■ The exercise:
Find the lines with "different" in them and copy them out.

** BEGIN Records shown **

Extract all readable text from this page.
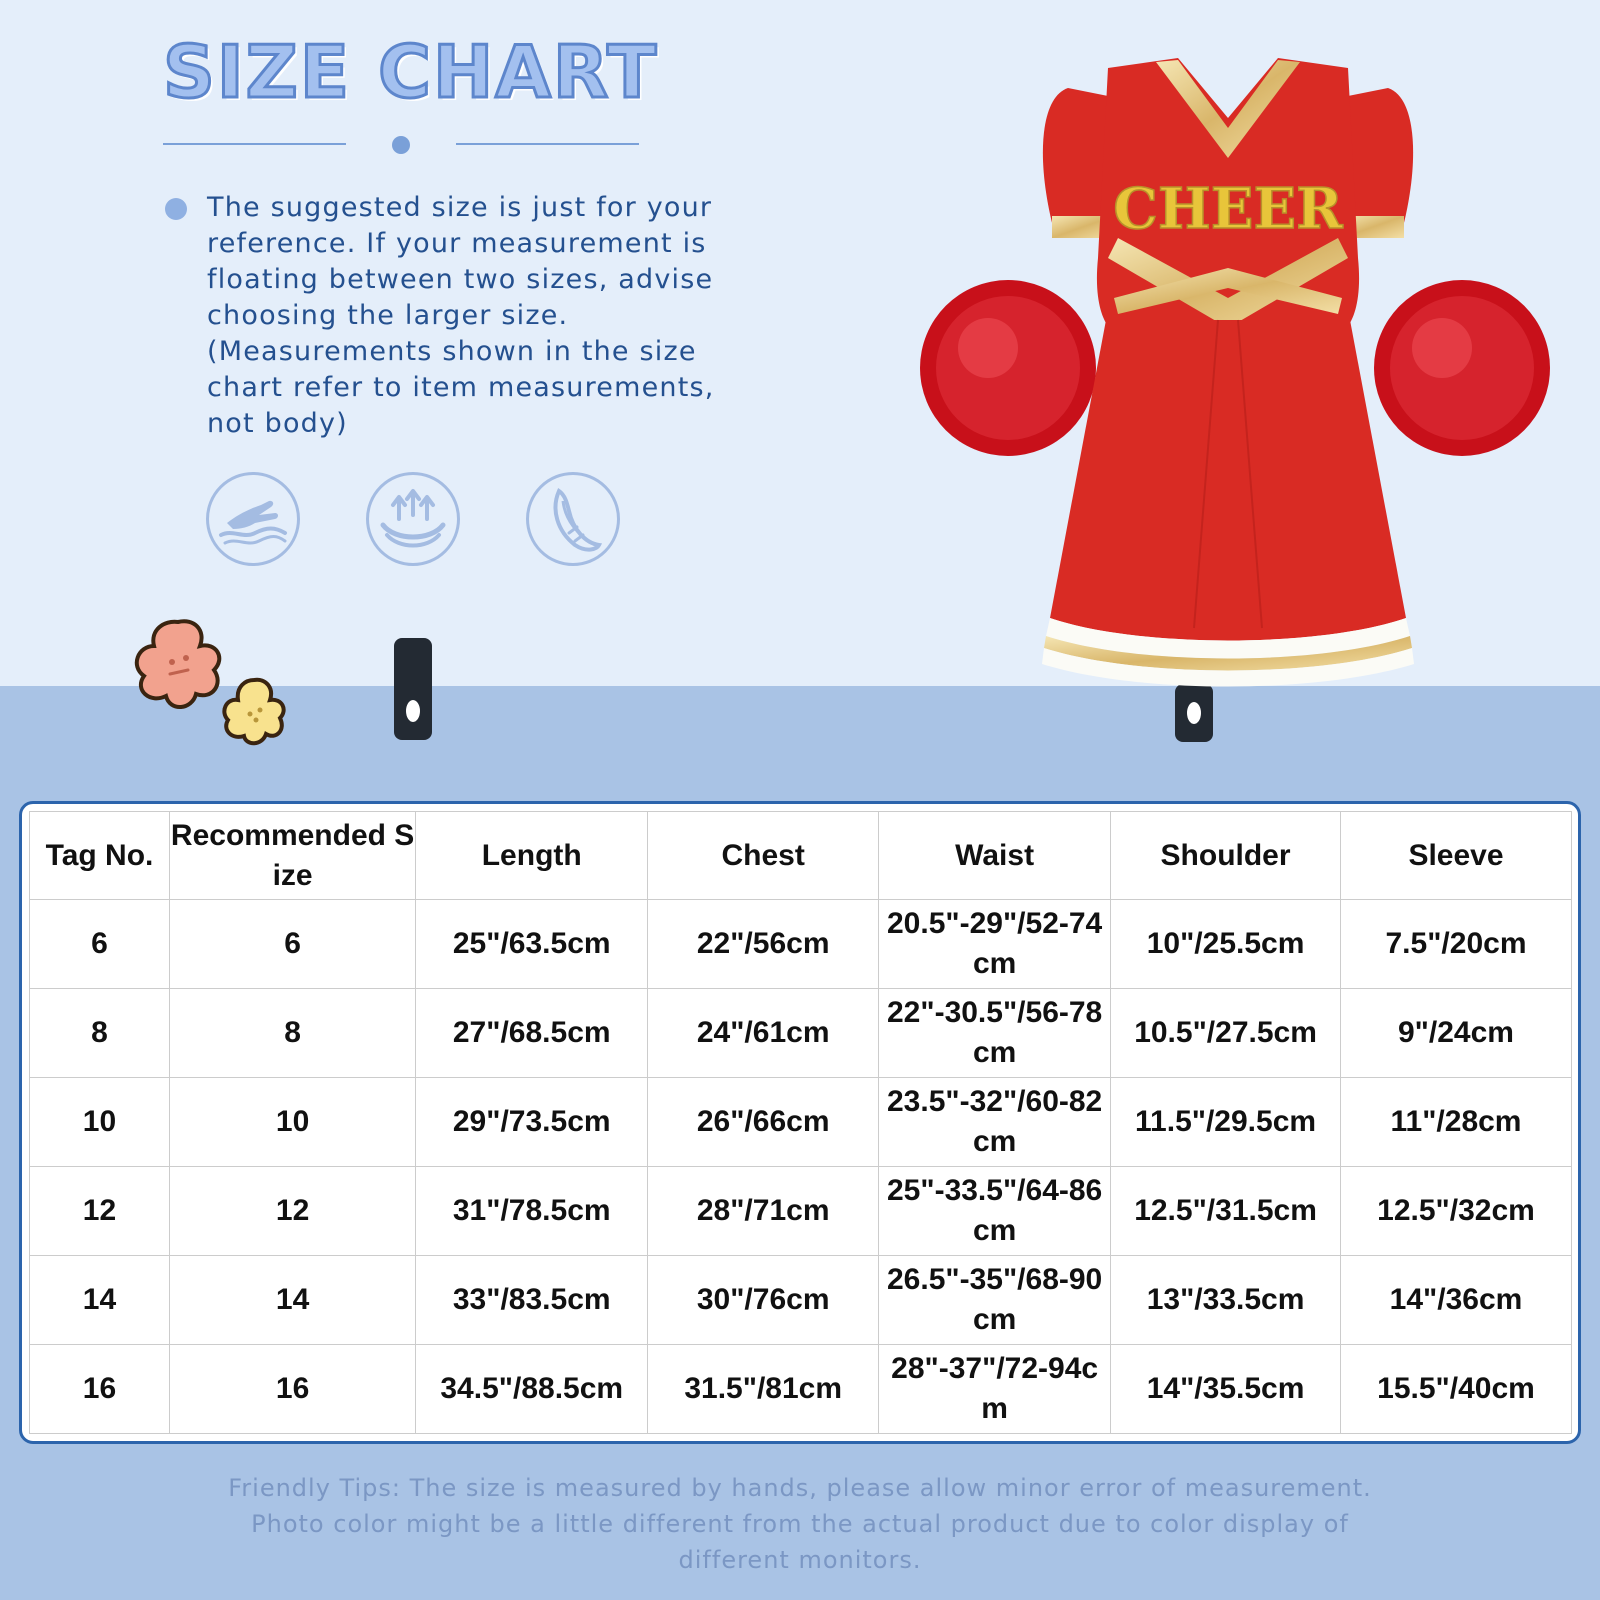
SIZE CHART
The suggested size is just for your
reference. If your measurement is
floating between two sizes, advise
choosing the larger size.
(Measurements shown in the size
chart refer to item measurements,
not body)
CHEER
Tag No.	Recommended Size	Length	Chest	Waist	Shoulder	Sleeve
6	6	25"/63.5cm	22"/56cm	20.5"-29"/52-74cm	10"/25.5cm	7.5"/20cm
8	8	27"/68.5cm	24"/61cm	22"-30.5"/56-78cm	10.5"/27.5cm	9"/24cm
10	10	29"/73.5cm	26"/66cm	23.5"-32"/60-82cm	11.5"/29.5cm	11"/28cm
12	12	31"/78.5cm	28"/71cm	25"-33.5"/64-86cm	12.5"/31.5cm	12.5"/32cm
14	14	33"/83.5cm	30"/76cm	26.5"-35"/68-90cm	13"/33.5cm	14"/36cm
16	16	34.5"/88.5cm	31.5"/81cm	28"-37"/72-94cm	14"/35.5cm	15.5"/40cm
Friendly Tips: The size is measured by hands, please allow minor error of measurement.
Photo color might be a little different from the actual product due to color display of
different monitors.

** END Records shown **

■ Task result:
Photo color might be a little different from the actual product due to color display of
different monitors.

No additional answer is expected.